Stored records
= = = =
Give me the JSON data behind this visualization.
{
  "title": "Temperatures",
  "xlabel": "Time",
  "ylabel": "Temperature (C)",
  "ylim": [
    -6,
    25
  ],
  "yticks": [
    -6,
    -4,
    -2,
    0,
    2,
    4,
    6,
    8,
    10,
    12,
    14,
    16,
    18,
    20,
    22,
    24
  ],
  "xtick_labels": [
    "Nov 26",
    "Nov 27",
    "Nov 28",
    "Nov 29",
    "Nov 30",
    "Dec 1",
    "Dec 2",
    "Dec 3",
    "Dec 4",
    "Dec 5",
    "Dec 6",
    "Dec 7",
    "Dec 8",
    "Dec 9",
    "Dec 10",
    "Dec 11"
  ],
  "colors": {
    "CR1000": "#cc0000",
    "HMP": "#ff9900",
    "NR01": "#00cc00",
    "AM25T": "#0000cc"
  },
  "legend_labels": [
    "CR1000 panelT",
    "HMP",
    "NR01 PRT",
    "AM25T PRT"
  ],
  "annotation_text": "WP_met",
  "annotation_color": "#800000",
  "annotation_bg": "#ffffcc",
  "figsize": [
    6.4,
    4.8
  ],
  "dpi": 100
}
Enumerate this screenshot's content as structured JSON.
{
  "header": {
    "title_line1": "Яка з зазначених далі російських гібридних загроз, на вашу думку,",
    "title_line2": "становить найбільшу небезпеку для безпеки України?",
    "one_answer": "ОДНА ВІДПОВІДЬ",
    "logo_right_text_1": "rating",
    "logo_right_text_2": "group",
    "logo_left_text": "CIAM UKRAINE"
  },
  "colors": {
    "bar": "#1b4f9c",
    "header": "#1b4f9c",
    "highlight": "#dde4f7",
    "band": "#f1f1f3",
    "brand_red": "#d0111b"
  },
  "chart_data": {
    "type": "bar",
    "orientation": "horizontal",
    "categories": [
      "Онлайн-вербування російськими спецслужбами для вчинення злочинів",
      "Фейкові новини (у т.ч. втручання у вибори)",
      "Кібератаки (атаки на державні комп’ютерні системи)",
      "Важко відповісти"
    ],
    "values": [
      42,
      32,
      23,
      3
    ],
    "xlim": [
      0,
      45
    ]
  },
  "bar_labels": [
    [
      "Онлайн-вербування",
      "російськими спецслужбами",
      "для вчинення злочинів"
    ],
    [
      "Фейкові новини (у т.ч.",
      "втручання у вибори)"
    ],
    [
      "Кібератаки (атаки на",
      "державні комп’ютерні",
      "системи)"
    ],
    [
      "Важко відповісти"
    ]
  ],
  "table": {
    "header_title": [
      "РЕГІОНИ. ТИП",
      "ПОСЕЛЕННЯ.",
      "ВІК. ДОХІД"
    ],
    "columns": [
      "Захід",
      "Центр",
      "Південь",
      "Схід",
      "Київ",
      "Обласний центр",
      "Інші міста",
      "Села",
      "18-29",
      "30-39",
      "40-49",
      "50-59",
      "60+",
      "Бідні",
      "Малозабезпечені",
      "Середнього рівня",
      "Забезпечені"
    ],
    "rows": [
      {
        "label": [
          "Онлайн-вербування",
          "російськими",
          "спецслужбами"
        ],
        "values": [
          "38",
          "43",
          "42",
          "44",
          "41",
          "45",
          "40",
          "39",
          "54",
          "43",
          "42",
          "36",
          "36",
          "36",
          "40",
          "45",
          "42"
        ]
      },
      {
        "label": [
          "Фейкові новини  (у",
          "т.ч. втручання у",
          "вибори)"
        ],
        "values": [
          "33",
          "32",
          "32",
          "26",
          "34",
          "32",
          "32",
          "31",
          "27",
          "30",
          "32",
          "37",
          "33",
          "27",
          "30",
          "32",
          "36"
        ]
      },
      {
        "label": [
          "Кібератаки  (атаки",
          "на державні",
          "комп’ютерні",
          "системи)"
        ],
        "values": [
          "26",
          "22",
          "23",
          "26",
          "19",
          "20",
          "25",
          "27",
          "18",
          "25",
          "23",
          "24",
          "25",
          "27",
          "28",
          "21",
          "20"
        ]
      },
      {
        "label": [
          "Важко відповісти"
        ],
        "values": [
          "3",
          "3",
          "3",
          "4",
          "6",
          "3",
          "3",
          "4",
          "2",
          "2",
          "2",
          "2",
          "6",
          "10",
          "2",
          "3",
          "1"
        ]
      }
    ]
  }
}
= = = =
What this task involves:
Word for word, write out all of the data above.

Response below:
Give me the JSON data behind this visualization.
{
  "title": "Temperatures",
  "xlabel": "Time",
  "ylabel": "Temperature (C)",
  "ylim": [
    -6,
    25
  ],
  "yticks": [
    -6,
    -4,
    -2,
    0,
    2,
    4,
    6,
    8,
    10,
    12,
    14,
    16,
    18,
    20,
    22,
    24
  ],
  "xtick_labels": [
    "Nov 26",
    "Nov 27",
    "Nov 28",
    "Nov 29",
    "Nov 30",
    "Dec 1",
    "Dec 2",
    "Dec 3",
    "Dec 4",
    "Dec 5",
    "Dec 6",
    "Dec 7",
    "Dec 8",
    "Dec 9",
    "Dec 10",
    "Dec 11"
  ],
  "colors": {
    "CR1000": "#cc0000",
    "HMP": "#ff9900",
    "NR01": "#00cc00",
    "AM25T": "#0000cc"
  },
  "legend_labels": [
    "CR1000 panelT",
    "HMP",
    "NR01 PRT",
    "AM25T PRT"
  ],
  "annotation_text": "WP_met",
  "annotation_color": "#800000",
  "annotation_bg": "#ffffcc",
  "figsize": [
    6.4,
    4.8
  ],
  "dpi": 100
}
Enumerate this screenshot's content as structured JSON.
{
  "header": {
    "title_line1": "Яка з зазначених далі російських гібридних загроз, на вашу думку,",
    "title_line2": "становить найбільшу небезпеку для безпеки України?",
    "one_answer": "ОДНА ВІДПОВІДЬ",
    "logo_right_text_1": "rating",
    "logo_right_text_2": "group",
    "logo_left_text": "CIAM UKRAINE"
  },
  "colors": {
    "bar": "#1b4f9c",
    "header": "#1b4f9c",
    "highlight": "#dde4f7",
    "band": "#f1f1f3",
    "brand_red": "#d0111b"
  },
  "chart_data": {
    "type": "bar",
    "orientation": "horizontal",
    "categories": [
      "Онлайн-вербування російськими спецслужбами для вчинення злочинів",
      "Фейкові новини (у т.ч. втручання у вибори)",
      "Кібератаки (атаки на державні комп’ютерні системи)",
      "Важко відповісти"
    ],
    "values": [
      42,
      32,
      23,
      3
    ],
    "xlim": [
      0,
      45
    ]
  },
  "bar_labels": [
    [
      "Онлайн-вербування",
      "російськими спецслужбами",
      "для вчинення злочинів"
    ],
    [
      "Фейкові новини (у т.ч.",
      "втручання у вибори)"
    ],
    [
      "Кібератаки (атаки на",
      "державні комп’ютерні",
      "системи)"
    ],
    [
      "Важко відповісти"
    ]
  ],
  "table": {
    "header_title": [
      "РЕГІОНИ. ТИП",
      "ПОСЕЛЕННЯ.",
      "ВІК. ДОХІД"
    ],
    "columns": [
      "Захід",
      "Центр",
      "Південь",
      "Схід",
      "Київ",
      "Обласний центр",
      "Інші міста",
      "Села",
      "18-29",
      "30-39",
      "40-49",
      "50-59",
      "60+",
      "Бідні",
      "Малозабезпечені",
      "Середнього рівня",
      "Забезпечені"
    ],
    "rows": [
      {
        "label": [
          "Онлайн-вербування",
          "російськими",
          "спецслужбами"
        ],
        "values": [
          "38",
          "43",
          "42",
          "44",
          "41",
          "45",
          "40",
          "39",
          "54",
          "43",
          "42",
          "36",
          "36",
          "36",
          "40",
          "45",
          "42"
        ]
      },
      {
        "label": [
          "Фейкові новини  (у",
          "т.ч. втручання у",
          "вибори)"
        ],
        "values": [
          "33",
          "32",
          "32",
          "26",
          "34",
          "32",
          "32",
          "31",
          "27",
          "30",
          "32",
          "37",
          "33",
          "27",
          "30",
          "32",
          "36"
        ]
      },
      {
        "label": [
          "Кібератаки  (атаки",
          "на державні",
          "комп’ютерні",
          "системи)"
        ],
        "values": [
          "26",
          "22",
          "23",
          "26",
          "19",
          "20",
          "25",
          "27",
          "18",
          "25",
          "23",
          "24",
          "25",
          "27",
          "28",
          "21",
          "20"
        ]
      },
      {
        "label": [
          "Важко відповісти"
        ],
        "values": [
          "3",
          "3",
          "3",
          "4",
          "6",
          "3",
          "3",
          "4",
          "2",
          "2",
          "2",
          "2",
          "6",
          "10",
          "2",
          "3",
          "1"
        ]
      }
    ]
  }
}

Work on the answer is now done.